### Task directions
All lines holding the string "content" are to be shown.

### Records shown
====

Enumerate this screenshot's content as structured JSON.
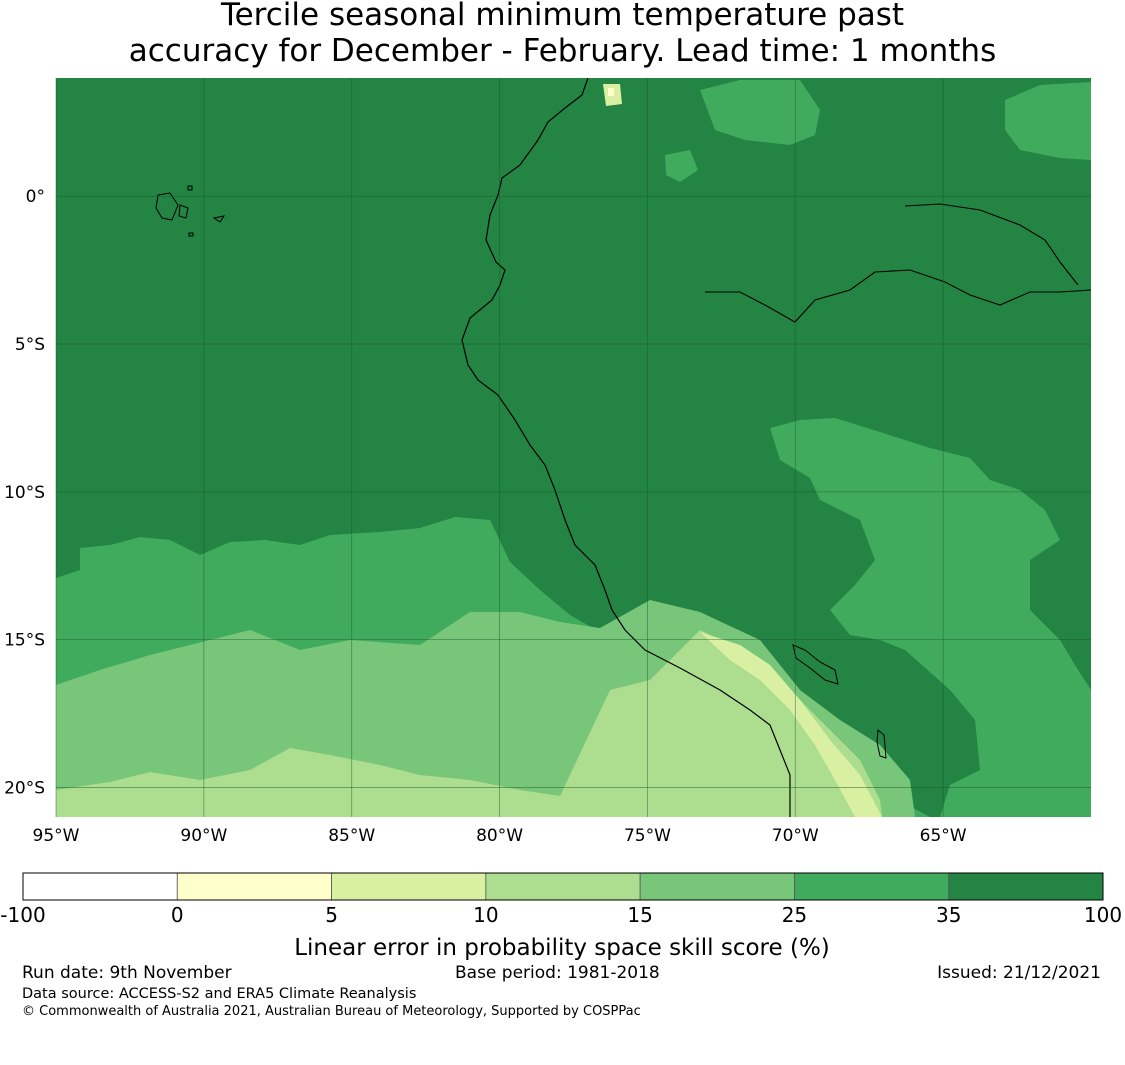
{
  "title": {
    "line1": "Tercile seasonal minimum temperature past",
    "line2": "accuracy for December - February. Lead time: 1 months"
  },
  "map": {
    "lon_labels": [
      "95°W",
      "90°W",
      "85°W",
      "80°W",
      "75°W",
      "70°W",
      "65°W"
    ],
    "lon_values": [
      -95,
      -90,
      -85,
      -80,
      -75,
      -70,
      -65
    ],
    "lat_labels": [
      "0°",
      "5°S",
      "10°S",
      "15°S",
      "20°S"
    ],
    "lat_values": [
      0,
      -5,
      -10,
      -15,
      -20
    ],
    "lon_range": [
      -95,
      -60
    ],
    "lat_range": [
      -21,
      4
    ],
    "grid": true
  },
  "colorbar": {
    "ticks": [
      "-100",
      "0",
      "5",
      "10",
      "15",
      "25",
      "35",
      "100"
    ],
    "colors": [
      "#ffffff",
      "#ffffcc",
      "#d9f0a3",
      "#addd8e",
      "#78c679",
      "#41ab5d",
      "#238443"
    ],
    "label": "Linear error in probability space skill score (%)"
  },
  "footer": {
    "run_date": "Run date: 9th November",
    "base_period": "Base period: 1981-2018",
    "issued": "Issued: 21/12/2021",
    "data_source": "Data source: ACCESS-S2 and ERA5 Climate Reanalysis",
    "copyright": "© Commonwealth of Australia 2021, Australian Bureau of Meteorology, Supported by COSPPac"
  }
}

====

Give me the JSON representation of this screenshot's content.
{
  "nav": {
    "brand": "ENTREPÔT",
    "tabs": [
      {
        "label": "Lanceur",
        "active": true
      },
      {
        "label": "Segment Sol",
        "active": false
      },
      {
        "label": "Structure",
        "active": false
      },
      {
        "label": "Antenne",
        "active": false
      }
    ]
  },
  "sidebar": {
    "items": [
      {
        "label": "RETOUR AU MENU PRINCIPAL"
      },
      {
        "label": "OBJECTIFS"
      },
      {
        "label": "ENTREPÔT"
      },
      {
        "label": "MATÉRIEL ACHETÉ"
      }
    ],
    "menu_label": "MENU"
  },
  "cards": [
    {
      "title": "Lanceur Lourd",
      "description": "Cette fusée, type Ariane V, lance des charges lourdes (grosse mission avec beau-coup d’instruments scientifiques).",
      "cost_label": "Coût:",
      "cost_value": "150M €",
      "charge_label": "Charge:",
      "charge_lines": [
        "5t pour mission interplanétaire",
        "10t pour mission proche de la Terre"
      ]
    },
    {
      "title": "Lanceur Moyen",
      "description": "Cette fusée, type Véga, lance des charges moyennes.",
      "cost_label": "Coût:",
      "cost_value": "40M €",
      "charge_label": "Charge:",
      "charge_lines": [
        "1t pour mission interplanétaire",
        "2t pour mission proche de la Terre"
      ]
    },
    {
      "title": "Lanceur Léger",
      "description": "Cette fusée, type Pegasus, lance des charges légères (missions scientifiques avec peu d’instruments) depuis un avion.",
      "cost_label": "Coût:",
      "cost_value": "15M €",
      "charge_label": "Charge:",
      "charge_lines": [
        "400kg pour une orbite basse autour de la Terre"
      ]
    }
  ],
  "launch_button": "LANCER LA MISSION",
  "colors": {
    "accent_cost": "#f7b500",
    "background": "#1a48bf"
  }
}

====

### Correct output
Enumerate this screenshot's content as structured JSON.
Give me the JSON representation of this screenshot's content.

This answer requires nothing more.